#### Task statement
Tell me how many lines hold "type", please, using only the number.

--------

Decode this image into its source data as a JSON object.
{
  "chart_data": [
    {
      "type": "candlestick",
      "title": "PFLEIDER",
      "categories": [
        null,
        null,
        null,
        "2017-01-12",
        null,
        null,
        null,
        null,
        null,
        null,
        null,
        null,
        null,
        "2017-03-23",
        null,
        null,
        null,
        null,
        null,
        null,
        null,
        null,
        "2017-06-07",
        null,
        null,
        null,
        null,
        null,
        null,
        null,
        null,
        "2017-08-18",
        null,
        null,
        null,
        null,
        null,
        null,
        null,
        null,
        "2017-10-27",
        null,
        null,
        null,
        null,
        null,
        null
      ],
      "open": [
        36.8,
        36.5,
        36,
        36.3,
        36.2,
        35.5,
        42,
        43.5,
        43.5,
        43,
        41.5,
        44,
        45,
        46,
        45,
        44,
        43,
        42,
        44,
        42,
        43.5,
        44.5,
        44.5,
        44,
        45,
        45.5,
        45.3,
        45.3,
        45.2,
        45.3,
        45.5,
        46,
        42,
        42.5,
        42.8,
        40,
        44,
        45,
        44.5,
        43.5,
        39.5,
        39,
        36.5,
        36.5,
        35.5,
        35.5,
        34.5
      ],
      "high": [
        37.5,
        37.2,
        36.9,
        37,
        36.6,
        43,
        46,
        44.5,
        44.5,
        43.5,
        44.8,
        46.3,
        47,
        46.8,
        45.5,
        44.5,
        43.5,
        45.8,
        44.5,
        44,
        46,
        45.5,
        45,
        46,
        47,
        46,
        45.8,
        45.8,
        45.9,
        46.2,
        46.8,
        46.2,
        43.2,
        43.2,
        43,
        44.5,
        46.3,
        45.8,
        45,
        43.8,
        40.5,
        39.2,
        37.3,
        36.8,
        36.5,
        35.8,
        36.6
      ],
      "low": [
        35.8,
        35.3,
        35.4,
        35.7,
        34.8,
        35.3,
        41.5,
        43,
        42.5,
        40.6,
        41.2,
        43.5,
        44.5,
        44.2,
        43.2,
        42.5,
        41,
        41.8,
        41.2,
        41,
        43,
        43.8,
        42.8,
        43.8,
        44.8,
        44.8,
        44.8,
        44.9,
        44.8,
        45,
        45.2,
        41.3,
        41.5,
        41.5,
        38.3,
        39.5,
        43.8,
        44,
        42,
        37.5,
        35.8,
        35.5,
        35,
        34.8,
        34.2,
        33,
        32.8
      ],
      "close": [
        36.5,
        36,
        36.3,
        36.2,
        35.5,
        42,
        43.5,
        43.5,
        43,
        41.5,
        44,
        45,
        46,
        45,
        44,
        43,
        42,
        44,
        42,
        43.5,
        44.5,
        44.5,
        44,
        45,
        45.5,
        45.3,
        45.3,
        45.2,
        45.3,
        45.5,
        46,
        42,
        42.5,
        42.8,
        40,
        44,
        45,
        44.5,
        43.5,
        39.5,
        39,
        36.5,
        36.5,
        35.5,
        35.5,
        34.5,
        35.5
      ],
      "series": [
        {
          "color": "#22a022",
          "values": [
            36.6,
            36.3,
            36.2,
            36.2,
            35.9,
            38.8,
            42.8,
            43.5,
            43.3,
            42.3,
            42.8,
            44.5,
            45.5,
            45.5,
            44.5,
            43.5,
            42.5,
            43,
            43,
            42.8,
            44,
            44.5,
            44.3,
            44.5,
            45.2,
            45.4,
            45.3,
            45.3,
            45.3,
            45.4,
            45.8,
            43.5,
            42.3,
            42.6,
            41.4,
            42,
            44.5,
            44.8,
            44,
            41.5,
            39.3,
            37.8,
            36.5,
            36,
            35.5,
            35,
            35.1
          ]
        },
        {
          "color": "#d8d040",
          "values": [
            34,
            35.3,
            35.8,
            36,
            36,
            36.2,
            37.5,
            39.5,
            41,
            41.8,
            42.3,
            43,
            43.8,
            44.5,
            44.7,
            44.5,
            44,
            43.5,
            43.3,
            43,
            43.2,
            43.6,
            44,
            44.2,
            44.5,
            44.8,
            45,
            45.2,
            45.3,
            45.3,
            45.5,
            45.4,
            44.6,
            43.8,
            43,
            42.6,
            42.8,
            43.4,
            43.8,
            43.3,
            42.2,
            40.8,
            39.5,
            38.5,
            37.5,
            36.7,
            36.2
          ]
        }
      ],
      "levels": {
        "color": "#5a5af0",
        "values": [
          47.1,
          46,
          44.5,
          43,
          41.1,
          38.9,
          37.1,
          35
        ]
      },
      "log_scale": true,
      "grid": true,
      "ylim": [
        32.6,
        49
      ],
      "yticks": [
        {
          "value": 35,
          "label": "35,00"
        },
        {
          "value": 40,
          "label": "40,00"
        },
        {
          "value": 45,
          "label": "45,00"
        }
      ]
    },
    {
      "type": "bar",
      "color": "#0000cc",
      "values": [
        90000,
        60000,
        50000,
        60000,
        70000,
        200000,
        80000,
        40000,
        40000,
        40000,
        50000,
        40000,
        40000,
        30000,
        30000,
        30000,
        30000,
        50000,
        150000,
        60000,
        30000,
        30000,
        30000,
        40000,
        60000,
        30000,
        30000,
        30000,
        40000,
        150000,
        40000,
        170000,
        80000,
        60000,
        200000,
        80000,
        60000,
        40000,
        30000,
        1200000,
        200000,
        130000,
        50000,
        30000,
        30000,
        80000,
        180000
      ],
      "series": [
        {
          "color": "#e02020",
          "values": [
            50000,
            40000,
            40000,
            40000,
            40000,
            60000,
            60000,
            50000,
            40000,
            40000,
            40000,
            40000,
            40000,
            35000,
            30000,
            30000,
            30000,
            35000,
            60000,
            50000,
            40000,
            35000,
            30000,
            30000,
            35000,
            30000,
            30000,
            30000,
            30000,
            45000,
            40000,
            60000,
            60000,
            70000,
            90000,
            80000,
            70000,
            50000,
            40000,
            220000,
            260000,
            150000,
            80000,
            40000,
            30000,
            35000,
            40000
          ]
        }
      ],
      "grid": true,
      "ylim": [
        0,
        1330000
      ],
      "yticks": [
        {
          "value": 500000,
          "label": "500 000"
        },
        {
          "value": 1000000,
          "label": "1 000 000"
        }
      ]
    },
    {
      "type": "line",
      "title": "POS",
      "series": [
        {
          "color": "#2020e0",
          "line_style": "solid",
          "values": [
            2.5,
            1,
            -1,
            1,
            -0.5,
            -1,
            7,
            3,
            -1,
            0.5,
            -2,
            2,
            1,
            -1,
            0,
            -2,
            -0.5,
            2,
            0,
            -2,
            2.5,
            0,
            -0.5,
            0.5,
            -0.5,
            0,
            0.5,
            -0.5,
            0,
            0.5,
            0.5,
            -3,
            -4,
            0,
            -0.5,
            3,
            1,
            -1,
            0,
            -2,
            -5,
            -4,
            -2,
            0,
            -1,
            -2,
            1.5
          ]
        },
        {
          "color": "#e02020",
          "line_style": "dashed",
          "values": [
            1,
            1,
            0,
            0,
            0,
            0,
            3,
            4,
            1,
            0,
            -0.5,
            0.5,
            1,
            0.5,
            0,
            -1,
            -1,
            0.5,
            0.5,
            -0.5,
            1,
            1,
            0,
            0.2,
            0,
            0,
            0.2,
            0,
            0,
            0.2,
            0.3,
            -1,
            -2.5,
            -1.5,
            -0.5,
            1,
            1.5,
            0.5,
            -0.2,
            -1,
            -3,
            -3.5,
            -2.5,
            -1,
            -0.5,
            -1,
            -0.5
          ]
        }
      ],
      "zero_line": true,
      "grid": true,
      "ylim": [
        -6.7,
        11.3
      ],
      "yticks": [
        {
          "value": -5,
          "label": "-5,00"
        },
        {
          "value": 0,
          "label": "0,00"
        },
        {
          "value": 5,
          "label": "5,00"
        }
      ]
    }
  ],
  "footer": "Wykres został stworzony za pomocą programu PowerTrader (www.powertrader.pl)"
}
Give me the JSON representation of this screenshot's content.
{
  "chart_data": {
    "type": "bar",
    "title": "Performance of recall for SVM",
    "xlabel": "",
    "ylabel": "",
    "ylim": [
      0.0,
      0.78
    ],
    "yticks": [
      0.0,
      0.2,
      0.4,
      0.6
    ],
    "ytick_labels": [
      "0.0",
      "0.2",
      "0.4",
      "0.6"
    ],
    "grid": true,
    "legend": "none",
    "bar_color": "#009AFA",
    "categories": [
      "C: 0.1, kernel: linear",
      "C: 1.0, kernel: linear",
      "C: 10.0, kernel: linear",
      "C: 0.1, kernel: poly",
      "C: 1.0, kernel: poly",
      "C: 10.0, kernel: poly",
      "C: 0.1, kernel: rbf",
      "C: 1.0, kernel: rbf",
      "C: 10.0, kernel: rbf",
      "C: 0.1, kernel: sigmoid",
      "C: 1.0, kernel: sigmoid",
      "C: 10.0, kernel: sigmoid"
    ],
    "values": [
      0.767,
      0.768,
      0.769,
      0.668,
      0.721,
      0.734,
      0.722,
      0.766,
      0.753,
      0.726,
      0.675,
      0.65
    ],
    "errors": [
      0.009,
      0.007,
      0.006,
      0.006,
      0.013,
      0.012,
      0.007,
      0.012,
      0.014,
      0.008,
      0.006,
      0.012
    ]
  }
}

--------

#### Output
4